# [What is asked]
Scan the material below for the string "lenzuola", and copy every line where it shows up.

# [Input data]

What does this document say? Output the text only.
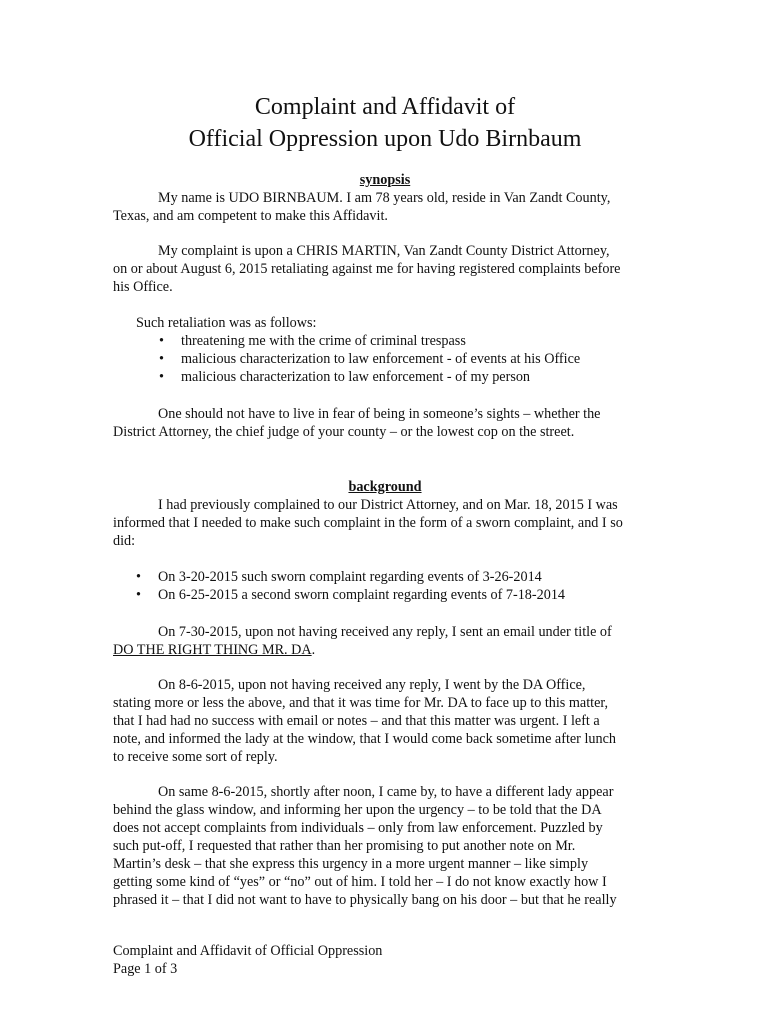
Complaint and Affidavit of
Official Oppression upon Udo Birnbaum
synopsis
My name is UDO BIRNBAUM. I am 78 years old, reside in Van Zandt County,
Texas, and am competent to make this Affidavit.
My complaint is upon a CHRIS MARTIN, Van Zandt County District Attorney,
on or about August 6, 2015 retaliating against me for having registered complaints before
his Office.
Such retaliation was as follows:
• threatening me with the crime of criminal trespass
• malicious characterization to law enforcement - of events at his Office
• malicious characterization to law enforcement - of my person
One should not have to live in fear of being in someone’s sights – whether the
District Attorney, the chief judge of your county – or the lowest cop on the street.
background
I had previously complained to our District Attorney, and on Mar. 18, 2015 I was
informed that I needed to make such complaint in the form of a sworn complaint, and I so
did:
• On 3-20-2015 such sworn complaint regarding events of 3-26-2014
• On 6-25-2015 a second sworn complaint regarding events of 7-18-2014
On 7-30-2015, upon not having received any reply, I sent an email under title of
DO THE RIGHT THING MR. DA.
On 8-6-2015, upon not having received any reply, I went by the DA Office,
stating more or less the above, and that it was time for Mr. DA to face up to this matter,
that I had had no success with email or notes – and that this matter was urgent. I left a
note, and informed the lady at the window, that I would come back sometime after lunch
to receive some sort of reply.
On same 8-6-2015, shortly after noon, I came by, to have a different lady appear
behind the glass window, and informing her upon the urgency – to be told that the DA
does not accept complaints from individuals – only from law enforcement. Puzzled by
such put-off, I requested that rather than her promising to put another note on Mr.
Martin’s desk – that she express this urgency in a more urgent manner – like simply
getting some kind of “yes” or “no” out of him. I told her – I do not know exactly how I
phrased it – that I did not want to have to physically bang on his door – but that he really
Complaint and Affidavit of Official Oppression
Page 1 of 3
---
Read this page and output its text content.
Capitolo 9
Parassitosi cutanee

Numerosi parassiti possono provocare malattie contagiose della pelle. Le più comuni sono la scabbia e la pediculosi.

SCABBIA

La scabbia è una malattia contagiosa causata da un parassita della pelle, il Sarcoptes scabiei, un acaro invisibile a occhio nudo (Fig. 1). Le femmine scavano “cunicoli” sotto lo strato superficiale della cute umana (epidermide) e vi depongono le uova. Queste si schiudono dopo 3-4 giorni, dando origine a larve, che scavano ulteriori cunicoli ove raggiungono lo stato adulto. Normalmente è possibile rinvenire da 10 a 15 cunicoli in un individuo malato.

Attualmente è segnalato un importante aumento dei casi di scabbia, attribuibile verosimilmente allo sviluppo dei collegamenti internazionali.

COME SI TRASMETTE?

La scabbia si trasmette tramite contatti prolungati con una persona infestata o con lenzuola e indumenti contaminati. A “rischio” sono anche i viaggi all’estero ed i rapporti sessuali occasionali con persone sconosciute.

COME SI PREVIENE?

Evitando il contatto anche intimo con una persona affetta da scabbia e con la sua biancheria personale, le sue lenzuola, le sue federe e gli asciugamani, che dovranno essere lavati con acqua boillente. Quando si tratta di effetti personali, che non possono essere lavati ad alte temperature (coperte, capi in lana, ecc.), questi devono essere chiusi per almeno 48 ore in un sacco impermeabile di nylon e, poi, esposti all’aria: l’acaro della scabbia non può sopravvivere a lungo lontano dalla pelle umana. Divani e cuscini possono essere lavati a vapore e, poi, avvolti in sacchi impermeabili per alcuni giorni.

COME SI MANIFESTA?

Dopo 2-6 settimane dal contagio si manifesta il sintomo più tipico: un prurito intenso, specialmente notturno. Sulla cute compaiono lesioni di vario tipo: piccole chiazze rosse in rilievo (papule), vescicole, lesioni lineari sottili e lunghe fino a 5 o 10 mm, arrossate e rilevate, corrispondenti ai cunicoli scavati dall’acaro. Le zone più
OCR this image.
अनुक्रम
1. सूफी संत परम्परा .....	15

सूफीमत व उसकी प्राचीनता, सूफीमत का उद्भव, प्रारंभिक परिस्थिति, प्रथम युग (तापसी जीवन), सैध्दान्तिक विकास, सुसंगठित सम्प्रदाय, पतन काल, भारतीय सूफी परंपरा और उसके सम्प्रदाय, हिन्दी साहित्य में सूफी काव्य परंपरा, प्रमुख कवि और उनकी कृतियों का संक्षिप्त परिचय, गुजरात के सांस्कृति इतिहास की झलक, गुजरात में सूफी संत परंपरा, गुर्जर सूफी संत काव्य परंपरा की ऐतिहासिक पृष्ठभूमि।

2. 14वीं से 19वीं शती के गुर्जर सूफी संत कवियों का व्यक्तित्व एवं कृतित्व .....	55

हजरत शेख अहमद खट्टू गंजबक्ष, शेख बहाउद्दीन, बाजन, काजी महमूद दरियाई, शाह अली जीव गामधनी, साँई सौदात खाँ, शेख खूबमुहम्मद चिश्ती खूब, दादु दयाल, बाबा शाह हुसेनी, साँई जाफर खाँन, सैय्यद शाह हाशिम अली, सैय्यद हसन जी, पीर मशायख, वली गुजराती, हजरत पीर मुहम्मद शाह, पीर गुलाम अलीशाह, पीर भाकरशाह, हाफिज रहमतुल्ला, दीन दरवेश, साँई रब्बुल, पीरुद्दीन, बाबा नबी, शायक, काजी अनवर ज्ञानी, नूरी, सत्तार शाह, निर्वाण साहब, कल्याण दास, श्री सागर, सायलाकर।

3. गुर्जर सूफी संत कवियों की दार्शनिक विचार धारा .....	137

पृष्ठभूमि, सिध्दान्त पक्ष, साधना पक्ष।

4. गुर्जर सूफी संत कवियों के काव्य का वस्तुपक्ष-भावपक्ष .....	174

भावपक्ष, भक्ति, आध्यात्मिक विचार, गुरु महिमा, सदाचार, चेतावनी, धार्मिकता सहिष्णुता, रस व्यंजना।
--
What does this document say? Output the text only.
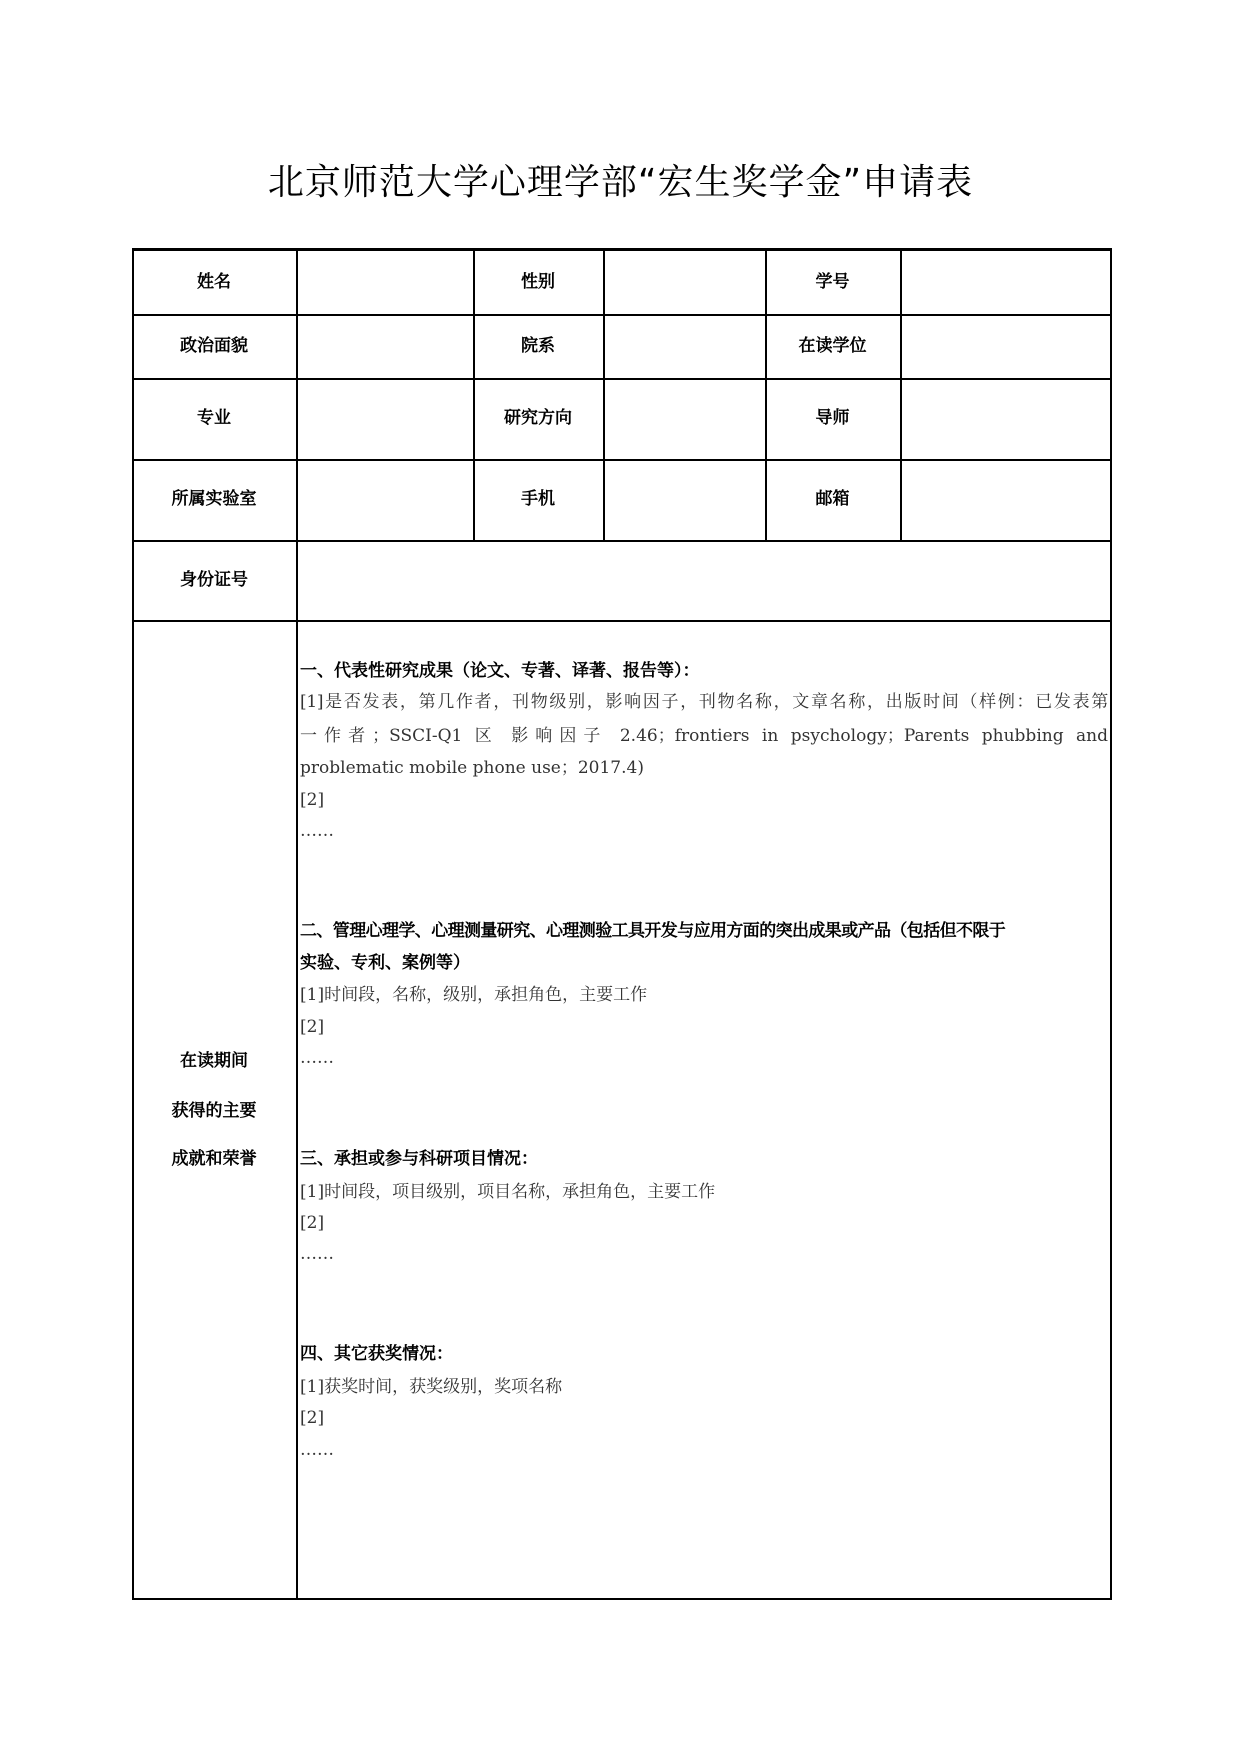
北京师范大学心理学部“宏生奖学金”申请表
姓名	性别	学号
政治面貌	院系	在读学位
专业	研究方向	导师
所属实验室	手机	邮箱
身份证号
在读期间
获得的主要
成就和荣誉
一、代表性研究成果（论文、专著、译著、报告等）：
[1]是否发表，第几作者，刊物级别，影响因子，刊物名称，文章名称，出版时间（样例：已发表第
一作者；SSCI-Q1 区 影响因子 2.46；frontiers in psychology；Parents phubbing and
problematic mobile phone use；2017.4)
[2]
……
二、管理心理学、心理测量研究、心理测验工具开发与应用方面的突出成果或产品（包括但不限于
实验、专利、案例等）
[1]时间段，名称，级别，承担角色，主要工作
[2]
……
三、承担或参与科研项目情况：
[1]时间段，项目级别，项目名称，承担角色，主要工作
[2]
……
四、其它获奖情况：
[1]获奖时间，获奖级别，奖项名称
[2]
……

# [The completed task]
La scabbia si trasmette tramite contatti prolungati con una persona infestata o con lenzuola e indumenti contaminati. A “rischio” sono anche i viaggi all’estero ed i rapporti sessuali occasionali con persone sconosciute.
Evitando il contatto anche intimo con una persona affetta da scabbia e con la sua biancheria personale, le sue lenzuola, le sue federe e gli asciugamani, che dovranno essere lavati con acqua boillente. Quando si tratta di effetti personali, che non possono essere lavati ad alte temperature (coperte, capi in lana, ecc.), questi devono essere chiusi per almeno 48 ore in un sacco impermeabile di nylon e, poi, esposti all’aria: l’acaro della scabbia non può sopravvivere a lungo lontano dalla pelle umana. Divani e cuscini possono essere lavati a vapore e, poi, avvolti in sacchi impermeabili per alcuni giorni.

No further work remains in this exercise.